» **WRITTEN PROBLEM**:
Retype each record below word for word. Leave the pictures out.

[Recorded data]
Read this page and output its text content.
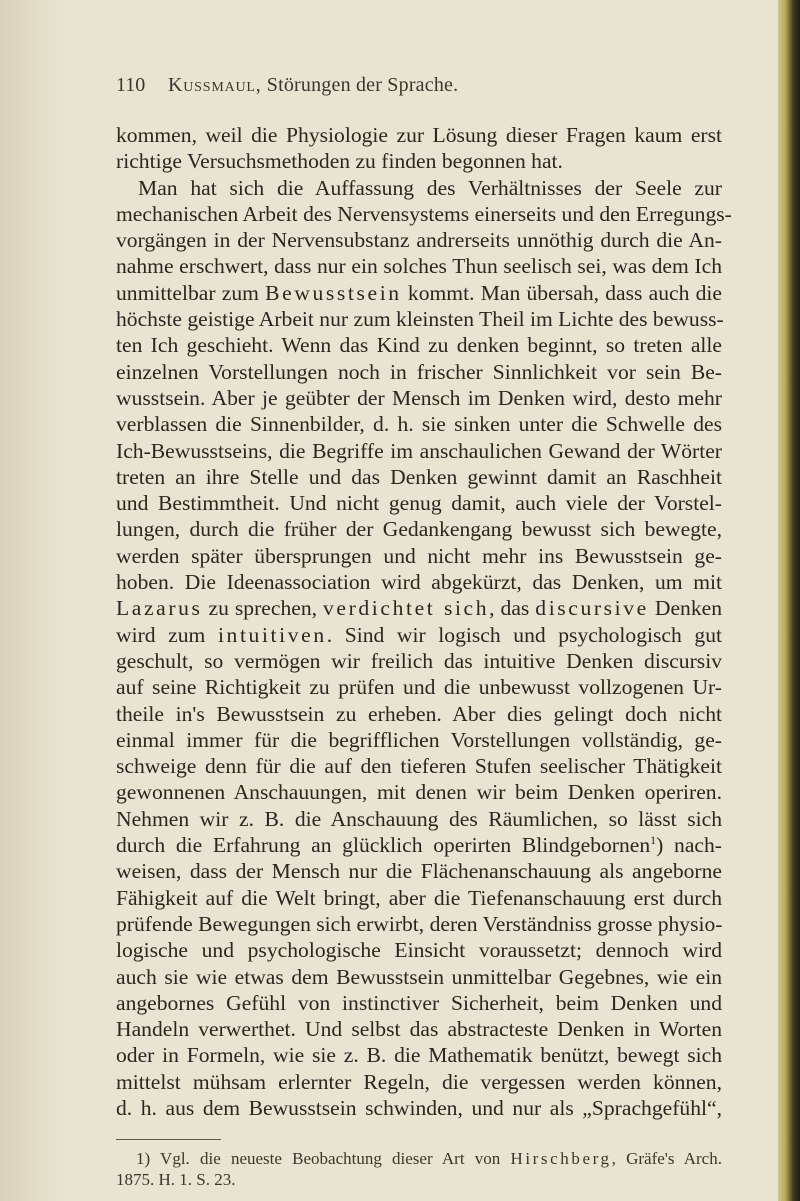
110 Kussmaul, Störungen der Sprache.
kommen, weil die Physiologie zur Lösung dieser Fragen kaum erst
richtige Versuchsmethoden zu finden begonnen hat.
Man hat sich die Auffassung des Verhältnisses der Seele zur
mechanischen Arbeit des Nervensystems einerseits und den Erregungs-
vorgängen in der Nervensubstanz andrerseits unnöthig durch die An-
nahme erschwert, dass nur ein solches Thun seelisch sei, was dem Ich
unmittelbar zum Bewusstsein kommt. Man übersah, dass auch die
höchste geistige Arbeit nur zum kleinsten Theil im Lichte des bewuss-
ten Ich geschieht. Wenn das Kind zu denken beginnt, so treten alle
einzelnen Vorstellungen noch in frischer Sinnlichkeit vor sein Be-
wusstsein. Aber je geübter der Mensch im Denken wird, desto mehr
verblassen die Sinnenbilder, d. h. sie sinken unter die Schwelle des
Ich-Bewusstseins, die Begriffe im anschaulichen Gewand der Wörter
treten an ihre Stelle und das Denken gewinnt damit an Raschheit
und Bestimmtheit. Und nicht genug damit, auch viele der Vorstel-
lungen, durch die früher der Gedankengang bewusst sich bewegte,
werden später übersprungen und nicht mehr ins Bewusstsein ge-
hoben. Die Ideenassociation wird abgekürzt, das Denken, um mit
Lazarus zu sprechen, verdichtet sich, das discursive Denken
wird zum intuitiven. Sind wir logisch und psychologisch gut
geschult, so vermögen wir freilich das intuitive Denken discursiv
auf seine Richtigkeit zu prüfen und die unbewusst vollzogenen Ur-
theile in's Bewusstsein zu erheben. Aber dies gelingt doch nicht
einmal immer für die begrifflichen Vorstellungen vollständig, ge-
schweige denn für die auf den tieferen Stufen seelischer Thätigkeit
gewonnenen Anschauungen, mit denen wir beim Denken operiren.
Nehmen wir z. B. die Anschauung des Räumlichen, so lässt sich
durch die Erfahrung an glücklich operirten Blindgebornen$^1$) nach-
weisen, dass der Mensch nur die Flächenanschauung als angeborne
Fähigkeit auf die Welt bringt, aber die Tiefenanschauung erst durch
prüfende Bewegungen sich erwirbt, deren Verständniss grosse physio-
logische und psychologische Einsicht voraussetzt; dennoch wird
auch sie wie etwas dem Bewusstsein unmittelbar Gegebnes, wie ein
angebornes Gefühl von instinctiver Sicherheit, beim Denken und
Handeln verwerthet. Und selbst das abstracteste Denken in Worten
oder in Formeln, wie sie z. B. die Mathematik benützt, bewegt sich
mittelst mühsam erlernter Regeln, die vergessen werden können,
d. h. aus dem Bewusstsein schwinden, und nur als „Sprachgefühl“,
1) Vgl. die neueste Beobachtung dieser Art von Hirschberg, Gräfe's Arch.
1875. H. 1. S. 23.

» **EXERCISE SOLUTION**:
Read this page and output its text content.
110 Kussmaul, Störungen der Sprache.
kommen, weil die Physiologie zur Lösung dieser Fragen kaum erst
richtige Versuchsmethoden zu finden begonnen hat.
Man hat sich die Auffassung des Verhältnisses der Seele zur
mechanischen Arbeit des Nervensystems einerseits und den Erregungs-
vorgängen in der Nervensubstanz andrerseits unnöthig durch die An-
nahme erschwert, dass nur ein solches Thun seelisch sei, was dem Ich
unmittelbar zum Bewusstsein kommt. Man übersah, dass auch die
höchste geistige Arbeit nur zum kleinsten Theil im Lichte des bewuss-
ten Ich geschieht. Wenn das Kind zu denken beginnt, so treten alle
einzelnen Vorstellungen noch in frischer Sinnlichkeit vor sein Be-
wusstsein. Aber je geübter der Mensch im Denken wird, desto mehr
verblassen die Sinnenbilder, d. h. sie sinken unter die Schwelle des
Ich-Bewusstseins, die Begriffe im anschaulichen Gewand der Wörter
treten an ihre Stelle und das Denken gewinnt damit an Raschheit
und Bestimmtheit. Und nicht genug damit, auch viele der Vorstel-
lungen, durch die früher der Gedankengang bewusst sich bewegte,
werden später übersprungen und nicht mehr ins Bewusstsein ge-
hoben. Die Ideenassociation wird abgekürzt, das Denken, um mit
Lazarus zu sprechen, verdichtet sich, das discursive Denken
wird zum intuitiven. Sind wir logisch und psychologisch gut
geschult, so vermögen wir freilich das intuitive Denken discursiv
auf seine Richtigkeit zu prüfen und die unbewusst vollzogenen Ur-
theile in's Bewusstsein zu erheben. Aber dies gelingt doch nicht
einmal immer für die begrifflichen Vorstellungen vollständig, ge-
schweige denn für die auf den tieferen Stufen seelischer Thätigkeit
gewonnenen Anschauungen, mit denen wir beim Denken operiren.
Nehmen wir z. B. die Anschauung des Räumlichen, so lässt sich
durch die Erfahrung an glücklich operirten Blindgebornen$^1$) nach-
weisen, dass der Mensch nur die Flächenanschauung als angeborne
Fähigkeit auf die Welt bringt, aber die Tiefenanschauung erst durch
prüfende Bewegungen sich erwirbt, deren Verständniss grosse physio-
logische und psychologische Einsicht voraussetzt; dennoch wird
auch sie wie etwas dem Bewusstsein unmittelbar Gegebnes, wie ein
angebornes Gefühl von instinctiver Sicherheit, beim Denken und
Handeln verwerthet. Und selbst das abstracteste Denken in Worten
oder in Formeln, wie sie z. B. die Mathematik benützt, bewegt sich
mittelst mühsam erlernter Regeln, die vergessen werden können,
d. h. aus dem Bewusstsein schwinden, und nur als „Sprachgefühl“,
1) Vgl. die neueste Beobachtung dieser Art von Hirschberg, Gräfe's Arch.
1875. H. 1. S. 23.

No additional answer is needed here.